## Task description:
Collect every line below that contains the word "structured".

## Provided data:
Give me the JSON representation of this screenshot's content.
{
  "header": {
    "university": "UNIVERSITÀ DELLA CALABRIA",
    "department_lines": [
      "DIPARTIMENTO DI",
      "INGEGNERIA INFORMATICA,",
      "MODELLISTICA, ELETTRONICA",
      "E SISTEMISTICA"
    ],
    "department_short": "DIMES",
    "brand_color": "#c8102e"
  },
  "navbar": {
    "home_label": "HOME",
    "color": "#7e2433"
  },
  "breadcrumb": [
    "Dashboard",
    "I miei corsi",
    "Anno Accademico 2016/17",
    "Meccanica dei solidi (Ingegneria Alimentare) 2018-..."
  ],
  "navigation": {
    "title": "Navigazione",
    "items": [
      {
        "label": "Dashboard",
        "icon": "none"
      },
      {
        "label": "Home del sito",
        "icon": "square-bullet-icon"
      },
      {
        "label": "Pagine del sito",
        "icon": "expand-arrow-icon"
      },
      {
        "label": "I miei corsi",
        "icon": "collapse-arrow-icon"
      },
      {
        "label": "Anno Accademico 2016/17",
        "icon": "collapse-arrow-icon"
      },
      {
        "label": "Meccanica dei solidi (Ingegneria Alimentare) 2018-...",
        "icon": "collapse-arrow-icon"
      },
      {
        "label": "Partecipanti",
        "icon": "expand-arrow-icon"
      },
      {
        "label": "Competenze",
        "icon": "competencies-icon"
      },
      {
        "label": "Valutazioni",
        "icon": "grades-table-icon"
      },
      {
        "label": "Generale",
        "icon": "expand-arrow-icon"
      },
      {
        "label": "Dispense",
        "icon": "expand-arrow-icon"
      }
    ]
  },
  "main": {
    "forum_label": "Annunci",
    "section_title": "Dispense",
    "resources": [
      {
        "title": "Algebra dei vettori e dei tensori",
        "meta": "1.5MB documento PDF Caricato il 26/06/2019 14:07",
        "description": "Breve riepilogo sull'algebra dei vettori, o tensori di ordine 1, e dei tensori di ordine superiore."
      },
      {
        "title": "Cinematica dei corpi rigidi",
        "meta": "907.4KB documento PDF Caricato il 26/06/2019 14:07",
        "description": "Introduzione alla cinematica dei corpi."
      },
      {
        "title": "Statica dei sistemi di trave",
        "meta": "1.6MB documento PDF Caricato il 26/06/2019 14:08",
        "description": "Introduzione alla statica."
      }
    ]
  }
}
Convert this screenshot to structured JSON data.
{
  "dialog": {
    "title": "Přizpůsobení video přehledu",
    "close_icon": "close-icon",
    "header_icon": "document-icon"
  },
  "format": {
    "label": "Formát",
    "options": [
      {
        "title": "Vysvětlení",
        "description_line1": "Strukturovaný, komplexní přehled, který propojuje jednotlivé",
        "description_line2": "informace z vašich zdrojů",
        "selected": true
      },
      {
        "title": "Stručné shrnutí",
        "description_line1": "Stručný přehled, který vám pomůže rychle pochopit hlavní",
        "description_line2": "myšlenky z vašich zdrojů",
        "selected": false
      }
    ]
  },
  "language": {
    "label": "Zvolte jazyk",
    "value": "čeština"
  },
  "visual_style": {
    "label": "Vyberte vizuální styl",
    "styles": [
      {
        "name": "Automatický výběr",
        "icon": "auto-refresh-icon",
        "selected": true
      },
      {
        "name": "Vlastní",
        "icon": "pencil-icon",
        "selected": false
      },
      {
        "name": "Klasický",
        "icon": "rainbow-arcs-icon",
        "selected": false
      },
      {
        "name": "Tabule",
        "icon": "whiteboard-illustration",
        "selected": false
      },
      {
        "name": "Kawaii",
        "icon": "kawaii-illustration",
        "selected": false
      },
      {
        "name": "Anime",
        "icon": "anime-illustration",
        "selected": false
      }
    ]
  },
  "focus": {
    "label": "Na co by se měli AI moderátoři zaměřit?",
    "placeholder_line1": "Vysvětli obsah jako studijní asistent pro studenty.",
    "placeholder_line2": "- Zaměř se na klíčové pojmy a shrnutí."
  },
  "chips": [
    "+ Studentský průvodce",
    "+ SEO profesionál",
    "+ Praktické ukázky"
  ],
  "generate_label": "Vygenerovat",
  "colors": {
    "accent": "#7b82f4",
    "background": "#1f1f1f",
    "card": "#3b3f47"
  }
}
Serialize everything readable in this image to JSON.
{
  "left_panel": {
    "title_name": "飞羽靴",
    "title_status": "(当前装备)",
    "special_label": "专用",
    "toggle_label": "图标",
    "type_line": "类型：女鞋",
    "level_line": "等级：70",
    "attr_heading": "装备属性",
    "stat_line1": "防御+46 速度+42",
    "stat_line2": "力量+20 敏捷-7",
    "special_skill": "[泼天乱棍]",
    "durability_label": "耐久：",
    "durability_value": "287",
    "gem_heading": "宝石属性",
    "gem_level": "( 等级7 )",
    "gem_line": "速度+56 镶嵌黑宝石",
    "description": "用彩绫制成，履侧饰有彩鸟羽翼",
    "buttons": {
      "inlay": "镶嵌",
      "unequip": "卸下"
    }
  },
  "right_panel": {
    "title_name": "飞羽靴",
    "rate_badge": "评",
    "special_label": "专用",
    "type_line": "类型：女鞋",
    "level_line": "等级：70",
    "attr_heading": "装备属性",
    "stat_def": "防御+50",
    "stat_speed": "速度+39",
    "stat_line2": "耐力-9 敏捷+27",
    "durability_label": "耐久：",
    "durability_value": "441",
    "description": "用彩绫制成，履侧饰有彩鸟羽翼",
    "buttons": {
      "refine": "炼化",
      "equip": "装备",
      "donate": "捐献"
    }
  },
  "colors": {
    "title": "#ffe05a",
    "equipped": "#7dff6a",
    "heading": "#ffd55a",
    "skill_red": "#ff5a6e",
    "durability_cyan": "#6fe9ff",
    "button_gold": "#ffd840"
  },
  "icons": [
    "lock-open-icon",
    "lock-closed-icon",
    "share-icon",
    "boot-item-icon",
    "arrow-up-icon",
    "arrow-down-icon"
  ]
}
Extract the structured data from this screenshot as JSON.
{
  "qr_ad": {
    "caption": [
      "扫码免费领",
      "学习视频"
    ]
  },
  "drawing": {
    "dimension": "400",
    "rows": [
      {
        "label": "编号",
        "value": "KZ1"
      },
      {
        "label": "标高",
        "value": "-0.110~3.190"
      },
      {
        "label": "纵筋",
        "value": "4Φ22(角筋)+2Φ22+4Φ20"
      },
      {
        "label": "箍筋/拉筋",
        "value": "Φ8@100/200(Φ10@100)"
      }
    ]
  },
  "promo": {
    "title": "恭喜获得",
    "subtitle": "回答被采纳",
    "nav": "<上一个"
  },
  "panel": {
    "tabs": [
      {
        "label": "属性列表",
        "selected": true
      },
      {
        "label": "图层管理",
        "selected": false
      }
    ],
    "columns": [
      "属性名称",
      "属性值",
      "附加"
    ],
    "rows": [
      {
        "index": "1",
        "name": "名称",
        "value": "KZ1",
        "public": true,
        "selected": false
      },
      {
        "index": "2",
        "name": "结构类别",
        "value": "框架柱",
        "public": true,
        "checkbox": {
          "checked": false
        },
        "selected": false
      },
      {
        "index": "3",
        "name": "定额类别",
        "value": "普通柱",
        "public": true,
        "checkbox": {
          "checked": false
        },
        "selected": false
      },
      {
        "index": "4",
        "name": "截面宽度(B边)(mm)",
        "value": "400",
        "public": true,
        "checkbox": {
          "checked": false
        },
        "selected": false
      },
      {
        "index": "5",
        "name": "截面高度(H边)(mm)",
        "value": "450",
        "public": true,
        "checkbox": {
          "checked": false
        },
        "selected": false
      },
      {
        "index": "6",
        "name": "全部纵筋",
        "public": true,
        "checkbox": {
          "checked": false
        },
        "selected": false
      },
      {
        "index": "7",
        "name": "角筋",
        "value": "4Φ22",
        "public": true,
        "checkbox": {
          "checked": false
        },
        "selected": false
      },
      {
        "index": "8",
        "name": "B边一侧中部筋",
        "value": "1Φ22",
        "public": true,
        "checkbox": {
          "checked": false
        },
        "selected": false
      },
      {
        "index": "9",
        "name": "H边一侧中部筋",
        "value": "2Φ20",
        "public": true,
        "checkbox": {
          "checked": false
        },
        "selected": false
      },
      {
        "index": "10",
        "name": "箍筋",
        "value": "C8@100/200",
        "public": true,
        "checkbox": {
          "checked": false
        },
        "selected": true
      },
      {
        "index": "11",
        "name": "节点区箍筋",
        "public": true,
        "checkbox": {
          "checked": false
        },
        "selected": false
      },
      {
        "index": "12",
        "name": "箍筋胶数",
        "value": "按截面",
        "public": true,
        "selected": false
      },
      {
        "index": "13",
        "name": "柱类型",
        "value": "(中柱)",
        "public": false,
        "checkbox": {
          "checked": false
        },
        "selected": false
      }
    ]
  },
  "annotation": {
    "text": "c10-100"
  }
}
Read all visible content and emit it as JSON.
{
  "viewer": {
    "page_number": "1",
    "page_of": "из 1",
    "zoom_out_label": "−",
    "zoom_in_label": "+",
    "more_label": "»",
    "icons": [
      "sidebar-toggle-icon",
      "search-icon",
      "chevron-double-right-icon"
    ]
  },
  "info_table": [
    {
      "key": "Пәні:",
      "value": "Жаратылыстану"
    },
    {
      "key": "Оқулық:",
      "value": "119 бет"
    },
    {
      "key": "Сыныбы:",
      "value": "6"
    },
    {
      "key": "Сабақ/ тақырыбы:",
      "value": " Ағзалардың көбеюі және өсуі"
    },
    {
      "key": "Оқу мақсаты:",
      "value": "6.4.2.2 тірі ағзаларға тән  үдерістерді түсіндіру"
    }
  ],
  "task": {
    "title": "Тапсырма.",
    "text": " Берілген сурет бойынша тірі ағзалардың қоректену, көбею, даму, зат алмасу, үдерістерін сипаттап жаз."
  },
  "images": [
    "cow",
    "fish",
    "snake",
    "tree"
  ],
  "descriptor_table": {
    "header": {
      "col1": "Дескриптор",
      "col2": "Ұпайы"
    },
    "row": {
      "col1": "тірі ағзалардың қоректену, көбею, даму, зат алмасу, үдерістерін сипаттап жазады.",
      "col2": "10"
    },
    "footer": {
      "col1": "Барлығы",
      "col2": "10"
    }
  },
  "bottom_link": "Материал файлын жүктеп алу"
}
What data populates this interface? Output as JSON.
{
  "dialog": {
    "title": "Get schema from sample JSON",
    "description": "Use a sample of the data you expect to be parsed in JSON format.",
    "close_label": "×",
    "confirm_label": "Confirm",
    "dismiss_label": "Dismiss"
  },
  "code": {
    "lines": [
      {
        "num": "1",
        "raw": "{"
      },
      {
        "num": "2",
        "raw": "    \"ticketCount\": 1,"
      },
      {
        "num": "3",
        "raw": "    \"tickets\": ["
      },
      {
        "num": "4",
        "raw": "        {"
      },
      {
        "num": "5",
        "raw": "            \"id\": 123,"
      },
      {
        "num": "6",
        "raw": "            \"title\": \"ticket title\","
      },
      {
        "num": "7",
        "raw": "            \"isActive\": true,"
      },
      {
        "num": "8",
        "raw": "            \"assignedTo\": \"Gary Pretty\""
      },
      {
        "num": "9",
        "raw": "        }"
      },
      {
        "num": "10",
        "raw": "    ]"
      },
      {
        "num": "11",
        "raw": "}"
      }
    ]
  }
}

## Written solution:
Convert this screenshot to structured JSON data.
Extract the structured data from this screenshot as JSON.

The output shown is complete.